***** Records shown
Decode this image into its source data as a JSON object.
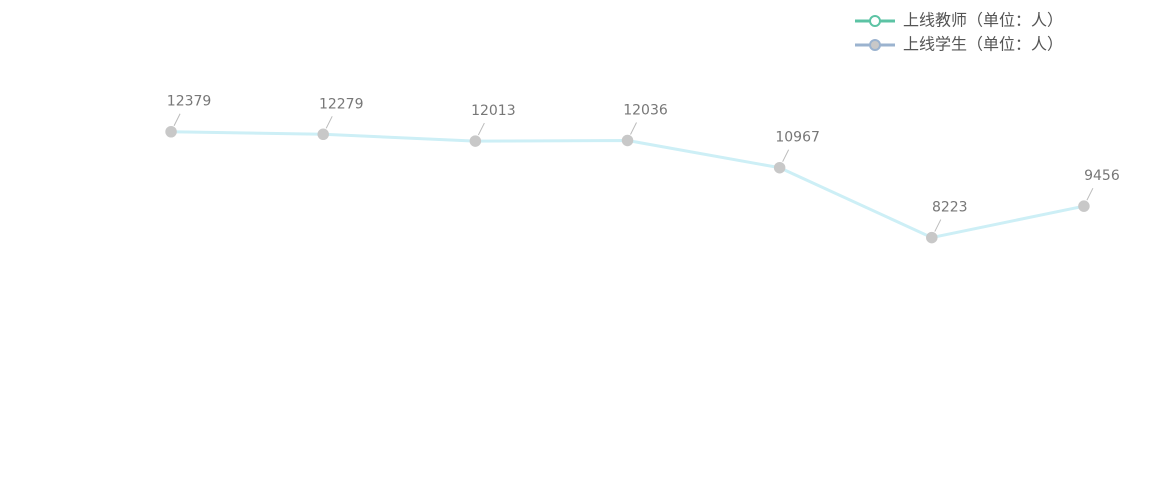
{
  "chart_data": {
    "type": "line",
    "categories": [
      null,
      null,
      null,
      null,
      null,
      null,
      null
    ],
    "series": [
      {
        "name": "上线教师（单位：人）",
        "color": "#5cc3a4",
        "marker": "hollow",
        "values": [
          null,
          null,
          null,
          null,
          null,
          null,
          null
        ]
      },
      {
        "name": "上线学生（单位：人）",
        "color": "#9bb3cf",
        "line_color": "#cdeff6",
        "point_color": "#c8c8c8",
        "marker": "filled",
        "values": [
          12379,
          12279,
          12013,
          12036,
          10967,
          8223,
          9456
        ]
      }
    ],
    "ylim": [
      0,
      15000
    ],
    "legend": "top-right"
  }
}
**********
Exercise prompt: Each record above should come back exactly the same, only without its pictures.

Complete answer:
Decode this image into its source data as a JSON object.
{
  "chart_data": {
    "type": "line",
    "categories": [
      null,
      null,
      null,
      null,
      null,
      null,
      null
    ],
    "series": [
      {
        "name": "上线教师（单位：人）",
        "color": "#5cc3a4",
        "marker": "hollow",
        "values": [
          null,
          null,
          null,
          null,
          null,
          null,
          null
        ]
      },
      {
        "name": "上线学生（单位：人）",
        "color": "#9bb3cf",
        "line_color": "#cdeff6",
        "point_color": "#c8c8c8",
        "marker": "filled",
        "values": [
          12379,
          12279,
          12013,
          12036,
          10967,
          8223,
          9456
        ]
      }
    ],
    "ylim": [
      0,
      15000
    ],
    "legend": "top-right"
  }
}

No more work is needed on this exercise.